▶ **Directive**: Leave the pictures out, and retype all of the material exactly as written.

___ Data for this exercise ___

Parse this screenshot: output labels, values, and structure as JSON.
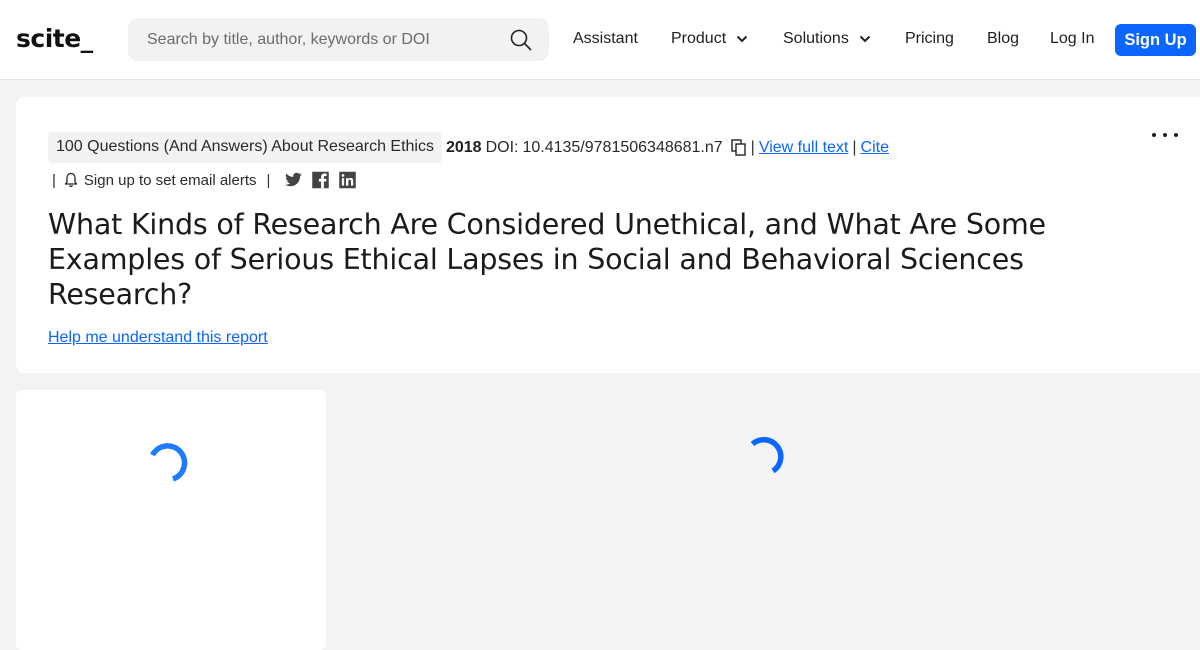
{
  "header": {
    "logo": "scite_",
    "search": {
      "placeholder": "Search by title, author, keywords or DOI",
      "value": ""
    },
    "nav": [
      {
        "label": "Assistant",
        "has_dropdown": false
      },
      {
        "label": "Product",
        "has_dropdown": true
      },
      {
        "label": "Solutions",
        "has_dropdown": true
      },
      {
        "label": "Pricing",
        "has_dropdown": false
      },
      {
        "label": "Blog",
        "has_dropdown": false
      },
      {
        "label": "Log In",
        "has_dropdown": false
      }
    ],
    "signup_label": "Sign Up",
    "accent_color": "#0a66ff"
  },
  "report": {
    "journal": "100 Questions (And Answers) About Research Ethics",
    "year": "2018",
    "doi_label": "DOI:",
    "doi": "10.4135/9781506348681.n7",
    "view_full_text": "View full text",
    "cite": "Cite",
    "separator": "|",
    "email_alerts": "Sign up to set email alerts",
    "social": [
      "twitter-icon",
      "facebook-icon",
      "linkedin-icon"
    ],
    "title": "What Kinds of Research Are Considered Unethical, and What Are Some Examples of Serious Ethical Lapses in Social and Behavioral Sciences Research?",
    "help_link": "Help me understand this report"
  },
  "loading": {
    "side_panel": "loading",
    "main_panel": "loading"
  }
}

___

▶ **Reply to the task**:
Parse this screenshot: output labels, values, and structure as JSON.
{
  "header": {
    "logo": "scite_",
    "search": {
      "placeholder": "Search by title, author, keywords or DOI",
      "value": ""
    },
    "nav": [
      {
        "label": "Assistant",
        "has_dropdown": false
      },
      {
        "label": "Product",
        "has_dropdown": true
      },
      {
        "label": "Solutions",
        "has_dropdown": true
      },
      {
        "label": "Pricing",
        "has_dropdown": false
      },
      {
        "label": "Blog",
        "has_dropdown": false
      },
      {
        "label": "Log In",
        "has_dropdown": false
      }
    ],
    "signup_label": "Sign Up",
    "accent_color": "#0a66ff"
  },
  "report": {
    "journal": "100 Questions (And Answers) About Research Ethics",
    "year": "2018",
    "doi_label": "DOI:",
    "doi": "10.4135/9781506348681.n7",
    "view_full_text": "View full text",
    "cite": "Cite",
    "separator": "|",
    "email_alerts": "Sign up to set email alerts",
    "social": [
      "twitter-icon",
      "facebook-icon",
      "linkedin-icon"
    ],
    "title": "What Kinds of Research Are Considered Unethical, and What Are Some Examples of Serious Ethical Lapses in Social and Behavioral Sciences Research?",
    "help_link": "Help me understand this report"
  },
  "loading": {
    "side_panel": "loading",
    "main_panel": "loading"
  }
}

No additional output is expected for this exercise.